- _Data in this exercise_
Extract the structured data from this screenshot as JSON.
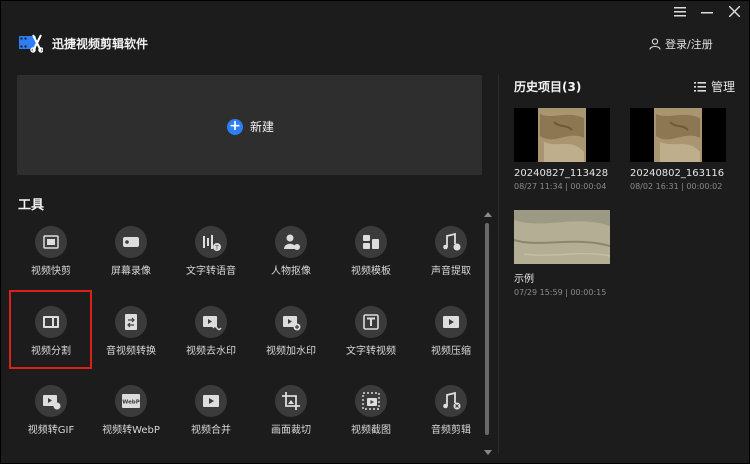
{
  "app": {
    "title": "迅捷视频剪辑软件",
    "login_label": "登录/注册"
  },
  "new_project": {
    "label": "新建"
  },
  "tools": {
    "title": "工具",
    "items": [
      {
        "label": "视频快剪",
        "icon": "film-icon"
      },
      {
        "label": "屏幕录像",
        "icon": "screen-record-icon"
      },
      {
        "label": "文字转语音",
        "icon": "text-to-speech-icon"
      },
      {
        "label": "人物抠像",
        "icon": "person-cutout-icon"
      },
      {
        "label": "视频模板",
        "icon": "template-icon"
      },
      {
        "label": "声音提取",
        "icon": "music-extract-icon"
      },
      {
        "label": "视频分割",
        "icon": "video-split-icon"
      },
      {
        "label": "音视频转换",
        "icon": "convert-icon"
      },
      {
        "label": "视频去水印",
        "icon": "remove-watermark-icon"
      },
      {
        "label": "视频加水印",
        "icon": "add-watermark-icon"
      },
      {
        "label": "文字转视频",
        "icon": "text-to-video-icon"
      },
      {
        "label": "视频压缩",
        "icon": "compress-icon"
      },
      {
        "label": "视频转GIF",
        "icon": "gif-icon"
      },
      {
        "label": "视频转WebP",
        "icon": "webp-icon"
      },
      {
        "label": "视频合并",
        "icon": "merge-icon"
      },
      {
        "label": "画面裁切",
        "icon": "crop-icon"
      },
      {
        "label": "视频截图",
        "icon": "screenshot-icon"
      },
      {
        "label": "音频剪辑",
        "icon": "audio-edit-icon"
      }
    ]
  },
  "history": {
    "title": "历史项目(3)",
    "manage_label": "管理",
    "items": [
      {
        "name": "20240827_113428",
        "meta": "08/27 11:34 | 00:00:04"
      },
      {
        "name": "20240802_163116",
        "meta": "08/02 16:31 | 00:00:02"
      },
      {
        "name": "示例",
        "meta": "07/29 15:59 | 00:00:15"
      }
    ]
  },
  "colors": {
    "accent": "#2f7df6",
    "highlight": "#d9201b",
    "background": "#1c1c1c",
    "panel": "#2e2e2e"
  }
}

- _Objective_
Skip the pictures and print each record exactly as it stands.

- _Correct output_
Extract the structured data from this screenshot as JSON.
{
  "app": {
    "title": "迅捷视频剪辑软件",
    "login_label": "登录/注册"
  },
  "new_project": {
    "label": "新建"
  },
  "tools": {
    "title": "工具",
    "items": [
      {
        "label": "视频快剪",
        "icon": "film-icon"
      },
      {
        "label": "屏幕录像",
        "icon": "screen-record-icon"
      },
      {
        "label": "文字转语音",
        "icon": "text-to-speech-icon"
      },
      {
        "label": "人物抠像",
        "icon": "person-cutout-icon"
      },
      {
        "label": "视频模板",
        "icon": "template-icon"
      },
      {
        "label": "声音提取",
        "icon": "music-extract-icon"
      },
      {
        "label": "视频分割",
        "icon": "video-split-icon"
      },
      {
        "label": "音视频转换",
        "icon": "convert-icon"
      },
      {
        "label": "视频去水印",
        "icon": "remove-watermark-icon"
      },
      {
        "label": "视频加水印",
        "icon": "add-watermark-icon"
      },
      {
        "label": "文字转视频",
        "icon": "text-to-video-icon"
      },
      {
        "label": "视频压缩",
        "icon": "compress-icon"
      },
      {
        "label": "视频转GIF",
        "icon": "gif-icon"
      },
      {
        "label": "视频转WebP",
        "icon": "webp-icon"
      },
      {
        "label": "视频合并",
        "icon": "merge-icon"
      },
      {
        "label": "画面裁切",
        "icon": "crop-icon"
      },
      {
        "label": "视频截图",
        "icon": "screenshot-icon"
      },
      {
        "label": "音频剪辑",
        "icon": "audio-edit-icon"
      }
    ]
  },
  "history": {
    "title": "历史项目(3)",
    "manage_label": "管理",
    "items": [
      {
        "name": "20240827_113428",
        "meta": "08/27 11:34 | 00:00:04"
      },
      {
        "name": "20240802_163116",
        "meta": "08/02 16:31 | 00:00:02"
      },
      {
        "name": "示例",
        "meta": "07/29 15:59 | 00:00:15"
      }
    ]
  },
  "colors": {
    "accent": "#2f7df6",
    "highlight": "#d9201b",
    "background": "#1c1c1c",
    "panel": "#2e2e2e"
  }
}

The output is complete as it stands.